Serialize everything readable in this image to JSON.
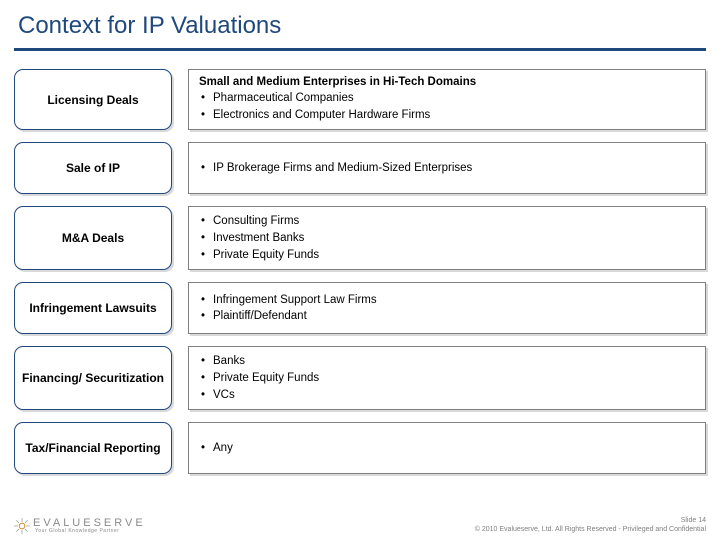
{
  "title": "Context for IP Valuations",
  "colors": {
    "accent": "#1f497d",
    "text": "#000000",
    "border_gray": "#7f7f7f",
    "footer_gray": "#7f7f7f",
    "logo_gray": "#8a8a8a",
    "background": "#ffffff"
  },
  "rows": [
    {
      "label": "Licensing Deals",
      "heading": "Small and Medium Enterprises in Hi-Tech Domains",
      "bullets": [
        "Pharmaceutical Companies",
        "Electronics and Computer Hardware Firms"
      ]
    },
    {
      "label": "Sale of IP",
      "heading": null,
      "bullets": [
        "IP Brokerage Firms and Medium-Sized Enterprises"
      ]
    },
    {
      "label": "M&A Deals",
      "heading": null,
      "bullets": [
        "Consulting Firms",
        "Investment Banks",
        "Private Equity Funds"
      ]
    },
    {
      "label": "Infringement Lawsuits",
      "heading": null,
      "bullets": [
        "Infringement Support Law Firms",
        "Plaintiff/Defendant"
      ]
    },
    {
      "label": "Financing/ Securitization",
      "heading": null,
      "bullets": [
        "Banks",
        "Private Equity Funds",
        "VCs"
      ]
    },
    {
      "label": "Tax/Financial Reporting",
      "heading": null,
      "bullets": [
        "Any"
      ]
    }
  ],
  "footer": {
    "logo_text": "EVALUESERVE",
    "logo_sub": "Your Global Knowledge Partner",
    "slide_number": "Slide 14",
    "copyright": "© 2010 Evalueserve, Ltd. All Rights Reserved - Privileged and Confidential"
  }
}
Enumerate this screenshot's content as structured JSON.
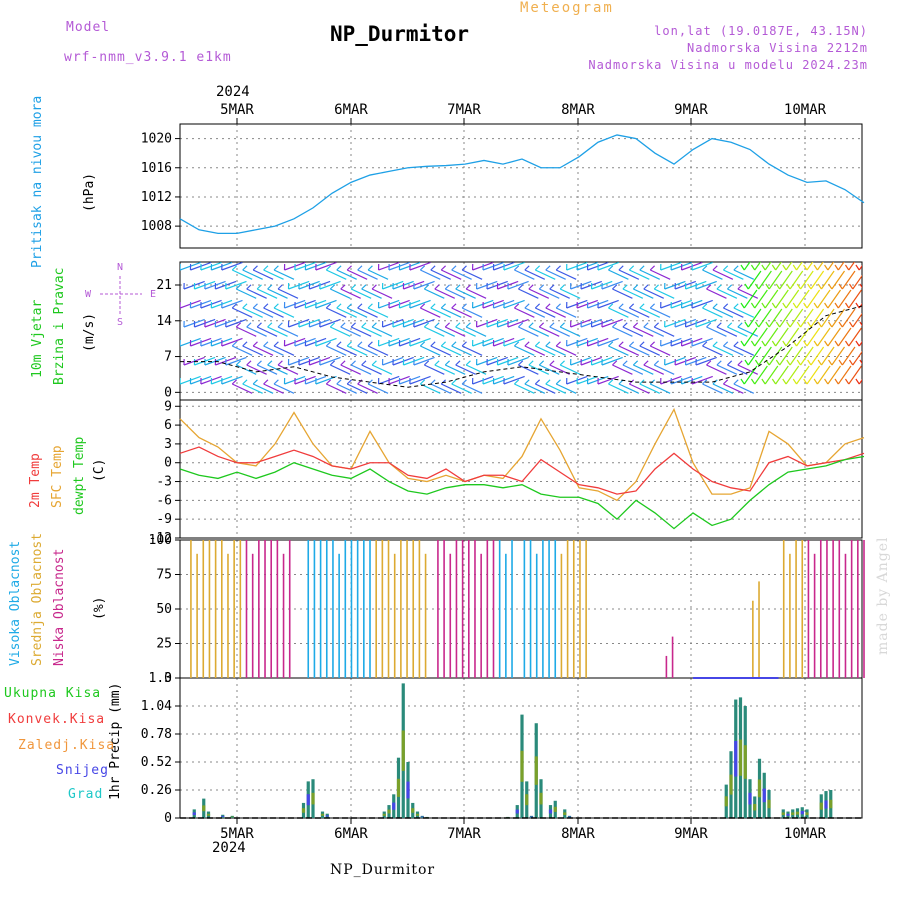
{
  "header": {
    "model_label": "Model",
    "model_name": "wrf-nmm_v3.9.1 e1km",
    "title": "NP_Durmitor",
    "meteogram_label": "Meteogram",
    "coords": "lon,lat (19.0187E, 43.15N)",
    "elevation": "Nadmorska Visina 2212m",
    "model_elevation": "Nadmorska Visina u modelu 2024.23m",
    "watermark": "made by Angel",
    "footer": "NP_Durmitor"
  },
  "colors": {
    "pressure": "#1ea0e6",
    "temp2m": "#f03c3c",
    "sfc": "#e6a532",
    "dewpt": "#1ec81e",
    "high": "#1eaae6",
    "mid": "#dcaa32",
    "low": "#c8288c",
    "total": "#1ec81e",
    "conv": "#f03c3c",
    "frozen": "#f0963c",
    "snow": "#4646e6",
    "hail": "#1ec8c8"
  },
  "x_axis": {
    "year_top": "2024",
    "year_bottom": "2024",
    "days": [
      "5MAR",
      "6MAR",
      "7MAR",
      "8MAR",
      "9MAR",
      "10MAR"
    ]
  },
  "panels": {
    "pressure": {
      "ylabel1": "Pritisak na nivou mora",
      "ylabel2": "(hPa)"
    },
    "wind": {
      "ylabel1": "10m Vjetar",
      "ylabel1b": "Brzina i Pravac",
      "ylabel2": "(m/s)",
      "compass": {
        "n": "N",
        "s": "S",
        "w": "W",
        "e": "E"
      }
    },
    "temp": {
      "ylabel1": "2m Temp",
      "ylabel1b": "SFC Temp",
      "ylabel1c": "dewpt Temp",
      "ylabel2": "(C)"
    },
    "cloud": {
      "ylabel1": "Visoka Oblacnost",
      "ylabel1b": "Srednja Oblacnost",
      "ylabel1c": "Niska Oblacnost",
      "ylabel2": "(%)"
    },
    "precip": {
      "ylabel2": "1hr Precip (mm)",
      "legend": [
        "Ukupna Kisa",
        "Konvek.Kisa",
        "Zaledj.Kisa",
        "Snijeg",
        "Grad"
      ]
    }
  },
  "chart_data": [
    {
      "type": "line",
      "title": "",
      "ylabel": "Pritisak na nivou mora (hPa)",
      "yticks": [
        "1008",
        "1012",
        "1016",
        "1020"
      ],
      "ylim": [
        1005,
        1022
      ],
      "xlim": [
        0,
        144
      ],
      "series": [
        {
          "x": [
            0,
            4,
            8,
            12,
            16,
            20,
            24,
            28,
            32,
            36,
            40,
            44,
            48,
            52,
            56,
            60,
            64,
            68,
            72,
            76,
            80,
            84,
            88,
            92,
            96,
            100,
            104,
            108,
            112,
            116,
            120,
            124,
            128,
            132,
            136,
            140,
            144
          ],
          "values": [
            1009,
            1007.5,
            1007,
            1007,
            1007.5,
            1008,
            1009,
            1010.5,
            1012.5,
            1014,
            1015,
            1015.5,
            1016,
            1016.2,
            1016.3,
            1016.5,
            1017,
            1016.5,
            1017.2,
            1016,
            1016,
            1017.5,
            1019.5,
            1020.5,
            1020,
            1018,
            1016.5,
            1018.5,
            1020,
            1019.5,
            1018.5,
            1016.5,
            1015,
            1014,
            1014.2,
            1013,
            1011.2
          ]
        }
      ]
    },
    {
      "type": "line",
      "title": "",
      "ylabel": "10m Vjetar Brzina i Pravac (m/s)",
      "yticks": [
        "0",
        "7",
        "14",
        "21"
      ],
      "ylim": [
        -1.5,
        25.5
      ],
      "xlim": [
        0,
        144
      ],
      "series": [
        {
          "x": [
            0,
            8,
            16,
            24,
            32,
            40,
            48,
            56,
            64,
            72,
            80,
            88,
            96,
            104,
            112,
            120,
            128,
            136,
            144
          ],
          "values": [
            6,
            6,
            4,
            5,
            3,
            2,
            1,
            2,
            4,
            5,
            4,
            3,
            2,
            2,
            2,
            4,
            9,
            15,
            17
          ]
        }
      ]
    },
    {
      "type": "line",
      "title": "",
      "ylabel": "2m Temp / SFC Temp / dewpt Temp (C)",
      "yticks": [
        "-12",
        "-9",
        "-6",
        "-3",
        "0",
        "3",
        "6",
        "9"
      ],
      "ylim": [
        -12,
        10
      ],
      "xlim": [
        0,
        144
      ],
      "series": [
        {
          "name": "2m Temp",
          "x": [
            0,
            4,
            8,
            12,
            16,
            20,
            24,
            28,
            32,
            36,
            40,
            44,
            48,
            52,
            56,
            60,
            64,
            68,
            72,
            76,
            80,
            84,
            88,
            92,
            96,
            100,
            104,
            108,
            112,
            116,
            120,
            124,
            128,
            132,
            136,
            140,
            144
          ],
          "values": [
            1.5,
            2.5,
            1,
            0,
            0,
            1,
            2,
            1,
            -0.5,
            -1,
            0,
            0,
            -2,
            -2.5,
            -1,
            -3,
            -2,
            -2,
            -3,
            0.5,
            -1.5,
            -3.5,
            -4,
            -5,
            -4.5,
            -1,
            1.5,
            -1,
            -3,
            -4,
            -4.5,
            0,
            1,
            -0.5,
            0,
            0.5,
            1.5
          ]
        },
        {
          "name": "SFC Temp",
          "x": [
            0,
            4,
            8,
            12,
            16,
            20,
            24,
            28,
            32,
            36,
            40,
            44,
            48,
            52,
            56,
            60,
            64,
            68,
            72,
            76,
            80,
            84,
            88,
            92,
            96,
            100,
            104,
            108,
            112,
            116,
            120,
            124,
            128,
            132,
            136,
            140,
            144
          ],
          "values": [
            7,
            4,
            2.5,
            0,
            -0.5,
            3,
            8,
            3,
            -0.5,
            -1,
            5,
            0,
            -2.5,
            -3,
            -2,
            -3,
            -2,
            -2.5,
            1,
            7,
            2,
            -4,
            -4.5,
            -6,
            -3,
            3,
            8.5,
            0,
            -5,
            -5,
            -4,
            5,
            3,
            -0.5,
            0,
            3,
            4
          ]
        },
        {
          "name": "dewpt Temp",
          "x": [
            0,
            4,
            8,
            12,
            16,
            20,
            24,
            28,
            32,
            36,
            40,
            44,
            48,
            52,
            56,
            60,
            64,
            68,
            72,
            76,
            80,
            84,
            88,
            92,
            96,
            100,
            104,
            108,
            112,
            116,
            120,
            124,
            128,
            132,
            136,
            140,
            144
          ],
          "values": [
            -1,
            -2,
            -2.5,
            -1.5,
            -2.5,
            -1.5,
            0,
            -1,
            -2,
            -2.5,
            -1,
            -3,
            -4.5,
            -5,
            -4,
            -3.5,
            -3.5,
            -4,
            -3.5,
            -5,
            -5.5,
            -5.5,
            -6.5,
            -9,
            -6,
            -8,
            -10.5,
            -8,
            -10,
            -9,
            -6,
            -3.5,
            -1.5,
            -1,
            -0.5,
            0.5,
            1
          ]
        }
      ]
    },
    {
      "type": "bar",
      "title": "",
      "ylabel": "Visoka / Srednja / Niska Oblacnost (%)",
      "yticks": [
        "0",
        "25",
        "50",
        "75",
        "100"
      ],
      "ylim": [
        0,
        100
      ],
      "xlim": [
        0,
        144
      ],
      "description_series": [
        "Visoka Oblacnost",
        "Srednja Oblacnost",
        "Niska Oblacnost"
      ]
    },
    {
      "type": "bar",
      "title": "",
      "ylabel": "1hr Precip (mm)",
      "yticks": [
        "0",
        "0.26",
        "0.52",
        "0.78",
        "1.04",
        "1.3"
      ],
      "ylim": [
        0,
        1.3
      ],
      "xlim": [
        0,
        144
      ],
      "x": [
        3,
        5,
        6,
        9,
        11,
        26,
        27,
        28,
        30,
        31,
        43,
        44,
        45,
        46,
        47,
        48,
        49,
        50,
        51,
        52,
        69,
        71,
        72,
        73,
        74,
        75,
        76,
        78,
        79,
        81,
        82,
        115,
        116,
        117,
        118,
        119,
        120,
        121,
        122,
        123,
        124,
        127,
        128,
        129,
        130,
        131,
        132,
        135,
        136,
        137
      ],
      "values": [
        0.08,
        0.18,
        0.06,
        0.03,
        0.02,
        0.14,
        0.34,
        0.36,
        0.06,
        0.04,
        0.06,
        0.12,
        0.22,
        0.56,
        1.25,
        0.52,
        0.14,
        0.06,
        0.02,
        0.01,
        0.01,
        0.12,
        0.96,
        0.34,
        0.02,
        0.88,
        0.36,
        0.12,
        0.16,
        0.08,
        0.02,
        0.31,
        0.62,
        1.1,
        1.12,
        1.04,
        0.36,
        0.2,
        0.55,
        0.42,
        0.26,
        0.08,
        0.06,
        0.08,
        0.09,
        0.1,
        0.08,
        0.22,
        0.25,
        0.26
      ]
    }
  ]
}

Exercise:
Your task is to gather every line with the word "mora" and copy it.

Solution:
      "ylabel1": "Pritisak na nivou mora",
      "ylabel": "Pritisak na nivou mora (hPa)",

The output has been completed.